To do: In the entries below, identify every line with the string "then" and copy it.
* start Extracted data *
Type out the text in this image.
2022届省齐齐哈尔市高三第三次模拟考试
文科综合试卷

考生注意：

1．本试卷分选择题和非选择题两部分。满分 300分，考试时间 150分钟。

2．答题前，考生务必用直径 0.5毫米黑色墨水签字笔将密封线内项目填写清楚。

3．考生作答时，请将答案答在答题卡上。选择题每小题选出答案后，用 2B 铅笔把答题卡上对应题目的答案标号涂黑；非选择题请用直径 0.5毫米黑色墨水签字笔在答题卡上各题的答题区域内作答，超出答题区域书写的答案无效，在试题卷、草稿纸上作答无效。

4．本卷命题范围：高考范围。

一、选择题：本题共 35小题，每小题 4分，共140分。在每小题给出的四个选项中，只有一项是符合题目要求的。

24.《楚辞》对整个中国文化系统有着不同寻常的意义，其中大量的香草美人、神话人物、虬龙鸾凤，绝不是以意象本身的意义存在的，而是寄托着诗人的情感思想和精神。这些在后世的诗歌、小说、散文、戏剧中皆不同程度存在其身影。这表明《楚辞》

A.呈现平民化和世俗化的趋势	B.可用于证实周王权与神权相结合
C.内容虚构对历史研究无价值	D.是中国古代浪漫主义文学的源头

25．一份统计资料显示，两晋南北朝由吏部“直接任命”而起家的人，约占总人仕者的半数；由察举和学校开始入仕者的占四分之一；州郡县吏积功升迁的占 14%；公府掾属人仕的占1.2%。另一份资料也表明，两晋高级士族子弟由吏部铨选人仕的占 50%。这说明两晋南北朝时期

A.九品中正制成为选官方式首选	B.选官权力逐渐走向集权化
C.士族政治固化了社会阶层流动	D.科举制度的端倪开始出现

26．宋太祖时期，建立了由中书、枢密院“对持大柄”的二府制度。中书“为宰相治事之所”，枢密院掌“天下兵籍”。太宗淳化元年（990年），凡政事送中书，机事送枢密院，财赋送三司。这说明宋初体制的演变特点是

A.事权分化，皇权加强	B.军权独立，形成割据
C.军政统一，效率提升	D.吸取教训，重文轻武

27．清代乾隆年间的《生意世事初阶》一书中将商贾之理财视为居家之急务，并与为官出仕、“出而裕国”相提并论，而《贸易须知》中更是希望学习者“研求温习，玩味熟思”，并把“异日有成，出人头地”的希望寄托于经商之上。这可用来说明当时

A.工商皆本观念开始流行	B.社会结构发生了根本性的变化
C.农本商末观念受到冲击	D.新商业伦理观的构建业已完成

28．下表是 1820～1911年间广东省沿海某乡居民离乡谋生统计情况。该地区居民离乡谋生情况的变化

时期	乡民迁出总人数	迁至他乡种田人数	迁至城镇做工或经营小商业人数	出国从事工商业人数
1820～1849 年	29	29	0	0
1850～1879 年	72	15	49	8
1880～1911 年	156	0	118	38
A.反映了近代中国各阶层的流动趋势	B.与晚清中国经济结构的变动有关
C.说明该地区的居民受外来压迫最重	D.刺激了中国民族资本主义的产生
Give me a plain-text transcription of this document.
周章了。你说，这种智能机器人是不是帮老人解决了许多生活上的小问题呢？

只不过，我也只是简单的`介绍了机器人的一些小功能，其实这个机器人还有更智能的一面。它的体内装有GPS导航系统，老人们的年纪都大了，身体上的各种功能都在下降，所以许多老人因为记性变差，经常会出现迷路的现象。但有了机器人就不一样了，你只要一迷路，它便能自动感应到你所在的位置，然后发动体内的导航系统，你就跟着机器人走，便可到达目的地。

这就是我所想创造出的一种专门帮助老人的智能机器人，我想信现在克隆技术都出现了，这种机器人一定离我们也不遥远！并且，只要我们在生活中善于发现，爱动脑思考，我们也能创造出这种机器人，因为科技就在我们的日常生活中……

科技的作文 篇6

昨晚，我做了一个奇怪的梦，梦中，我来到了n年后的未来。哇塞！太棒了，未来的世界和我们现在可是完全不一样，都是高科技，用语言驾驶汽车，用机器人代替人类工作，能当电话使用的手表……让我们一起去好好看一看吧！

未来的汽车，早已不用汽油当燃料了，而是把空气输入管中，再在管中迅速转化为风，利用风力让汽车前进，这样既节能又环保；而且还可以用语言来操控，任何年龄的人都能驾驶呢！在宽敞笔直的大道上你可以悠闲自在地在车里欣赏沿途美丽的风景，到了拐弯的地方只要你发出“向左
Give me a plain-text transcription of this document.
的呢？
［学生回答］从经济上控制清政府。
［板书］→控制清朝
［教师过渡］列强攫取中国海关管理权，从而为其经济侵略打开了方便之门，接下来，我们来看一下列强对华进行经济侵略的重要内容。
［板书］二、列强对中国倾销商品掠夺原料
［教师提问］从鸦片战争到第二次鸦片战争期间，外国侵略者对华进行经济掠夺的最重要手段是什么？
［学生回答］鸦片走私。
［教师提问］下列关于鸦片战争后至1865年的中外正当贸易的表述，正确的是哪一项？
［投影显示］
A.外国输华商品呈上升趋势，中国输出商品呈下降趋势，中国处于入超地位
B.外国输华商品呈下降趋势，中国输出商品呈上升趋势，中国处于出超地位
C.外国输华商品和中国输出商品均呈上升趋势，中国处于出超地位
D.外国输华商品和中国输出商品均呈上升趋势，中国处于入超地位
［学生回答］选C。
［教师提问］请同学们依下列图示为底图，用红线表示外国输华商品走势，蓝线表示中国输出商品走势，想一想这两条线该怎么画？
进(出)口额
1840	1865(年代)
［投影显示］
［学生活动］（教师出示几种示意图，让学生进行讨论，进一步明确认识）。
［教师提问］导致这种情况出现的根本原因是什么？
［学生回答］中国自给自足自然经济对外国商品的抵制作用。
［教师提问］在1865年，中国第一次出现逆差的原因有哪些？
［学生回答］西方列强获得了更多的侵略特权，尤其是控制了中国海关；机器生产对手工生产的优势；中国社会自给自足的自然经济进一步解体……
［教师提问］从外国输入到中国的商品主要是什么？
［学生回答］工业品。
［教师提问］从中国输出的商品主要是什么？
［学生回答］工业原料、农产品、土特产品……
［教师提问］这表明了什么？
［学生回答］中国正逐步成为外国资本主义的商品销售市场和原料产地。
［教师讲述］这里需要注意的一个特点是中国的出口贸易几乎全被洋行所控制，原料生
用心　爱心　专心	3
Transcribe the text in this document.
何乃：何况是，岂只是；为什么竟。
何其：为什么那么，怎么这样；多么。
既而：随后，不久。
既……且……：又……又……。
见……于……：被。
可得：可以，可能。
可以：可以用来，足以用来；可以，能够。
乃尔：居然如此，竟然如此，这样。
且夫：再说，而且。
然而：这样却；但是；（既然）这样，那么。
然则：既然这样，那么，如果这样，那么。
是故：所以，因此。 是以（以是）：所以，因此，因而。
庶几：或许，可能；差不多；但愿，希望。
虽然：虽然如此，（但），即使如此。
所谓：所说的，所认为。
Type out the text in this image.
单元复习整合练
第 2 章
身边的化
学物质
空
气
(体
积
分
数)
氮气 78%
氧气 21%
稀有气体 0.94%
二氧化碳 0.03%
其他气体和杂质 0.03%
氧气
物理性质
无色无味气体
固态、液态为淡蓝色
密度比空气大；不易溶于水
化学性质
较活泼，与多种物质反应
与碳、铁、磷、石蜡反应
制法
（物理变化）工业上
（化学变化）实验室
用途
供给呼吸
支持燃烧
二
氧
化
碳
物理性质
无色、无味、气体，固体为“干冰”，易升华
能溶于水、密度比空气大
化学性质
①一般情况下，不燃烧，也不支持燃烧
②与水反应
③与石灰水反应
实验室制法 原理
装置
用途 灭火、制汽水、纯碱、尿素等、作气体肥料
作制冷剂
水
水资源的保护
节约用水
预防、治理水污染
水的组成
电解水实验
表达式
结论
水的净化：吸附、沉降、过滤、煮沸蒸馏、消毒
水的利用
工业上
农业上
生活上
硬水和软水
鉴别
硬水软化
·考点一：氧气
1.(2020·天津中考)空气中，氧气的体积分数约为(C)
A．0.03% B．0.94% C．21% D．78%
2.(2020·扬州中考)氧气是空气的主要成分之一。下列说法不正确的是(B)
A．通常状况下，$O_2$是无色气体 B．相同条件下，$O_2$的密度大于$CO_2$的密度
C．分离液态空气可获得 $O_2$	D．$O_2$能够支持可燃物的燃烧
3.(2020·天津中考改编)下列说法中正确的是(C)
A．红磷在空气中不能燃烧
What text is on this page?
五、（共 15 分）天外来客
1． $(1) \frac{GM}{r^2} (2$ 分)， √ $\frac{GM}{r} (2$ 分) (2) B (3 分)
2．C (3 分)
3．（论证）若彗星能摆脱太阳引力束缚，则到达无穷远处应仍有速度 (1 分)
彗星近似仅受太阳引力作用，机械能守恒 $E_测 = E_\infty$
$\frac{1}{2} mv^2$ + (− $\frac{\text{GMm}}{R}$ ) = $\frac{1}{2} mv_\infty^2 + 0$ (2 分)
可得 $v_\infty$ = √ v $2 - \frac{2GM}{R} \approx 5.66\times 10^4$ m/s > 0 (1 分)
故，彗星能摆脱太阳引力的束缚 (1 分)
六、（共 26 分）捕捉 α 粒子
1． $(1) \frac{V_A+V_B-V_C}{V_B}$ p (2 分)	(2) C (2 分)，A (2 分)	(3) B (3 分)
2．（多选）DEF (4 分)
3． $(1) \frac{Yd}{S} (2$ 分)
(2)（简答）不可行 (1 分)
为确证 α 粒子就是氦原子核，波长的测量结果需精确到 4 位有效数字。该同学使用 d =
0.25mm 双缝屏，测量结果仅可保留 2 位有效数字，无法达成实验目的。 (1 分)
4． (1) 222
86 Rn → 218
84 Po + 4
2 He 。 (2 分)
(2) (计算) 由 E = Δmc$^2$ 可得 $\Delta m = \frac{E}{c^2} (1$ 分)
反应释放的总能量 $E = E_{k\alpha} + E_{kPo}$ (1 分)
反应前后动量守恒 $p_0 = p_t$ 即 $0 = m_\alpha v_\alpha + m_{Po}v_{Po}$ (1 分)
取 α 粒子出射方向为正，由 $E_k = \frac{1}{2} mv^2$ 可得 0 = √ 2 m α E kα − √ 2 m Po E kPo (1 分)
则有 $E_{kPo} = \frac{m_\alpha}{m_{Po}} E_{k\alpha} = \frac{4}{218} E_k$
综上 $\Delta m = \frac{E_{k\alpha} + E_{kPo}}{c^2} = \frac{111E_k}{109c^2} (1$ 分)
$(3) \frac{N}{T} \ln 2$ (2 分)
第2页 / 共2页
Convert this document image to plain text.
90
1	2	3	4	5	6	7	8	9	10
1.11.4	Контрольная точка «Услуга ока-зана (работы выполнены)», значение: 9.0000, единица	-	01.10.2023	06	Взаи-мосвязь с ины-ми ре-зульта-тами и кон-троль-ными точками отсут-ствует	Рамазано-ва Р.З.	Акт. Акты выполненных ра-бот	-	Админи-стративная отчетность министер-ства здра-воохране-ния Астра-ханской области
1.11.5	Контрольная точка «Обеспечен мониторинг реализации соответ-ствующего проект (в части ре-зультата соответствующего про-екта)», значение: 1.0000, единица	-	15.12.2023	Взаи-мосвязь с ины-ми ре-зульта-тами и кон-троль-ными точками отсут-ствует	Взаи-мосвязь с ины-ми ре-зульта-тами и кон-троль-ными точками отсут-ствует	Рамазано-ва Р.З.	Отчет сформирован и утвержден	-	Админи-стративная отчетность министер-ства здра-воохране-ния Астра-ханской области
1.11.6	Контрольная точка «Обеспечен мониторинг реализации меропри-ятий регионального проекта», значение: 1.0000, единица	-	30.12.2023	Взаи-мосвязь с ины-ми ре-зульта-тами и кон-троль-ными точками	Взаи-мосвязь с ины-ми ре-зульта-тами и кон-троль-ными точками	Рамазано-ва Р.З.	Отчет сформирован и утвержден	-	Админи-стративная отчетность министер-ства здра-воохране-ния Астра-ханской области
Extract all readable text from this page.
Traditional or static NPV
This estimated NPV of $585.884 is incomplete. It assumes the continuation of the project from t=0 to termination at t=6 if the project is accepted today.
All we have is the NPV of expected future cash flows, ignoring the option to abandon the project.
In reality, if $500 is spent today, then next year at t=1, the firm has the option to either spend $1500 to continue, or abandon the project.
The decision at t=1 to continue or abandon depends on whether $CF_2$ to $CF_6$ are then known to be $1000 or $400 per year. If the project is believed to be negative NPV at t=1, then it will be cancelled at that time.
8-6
* end Extracted data *
Result for this task:
In reality, if $500 is spent today, then next year at t=1, the firm has the option to either spend $1500 to continue, or abandon the project.
The decision at t=1 to continue or abandon depends on whether $CF_2$ to $CF_6$ are then known to be $1000 or $400 per year. If the project is believed to be negative NPV at t=1, then it will be cancelled at that time.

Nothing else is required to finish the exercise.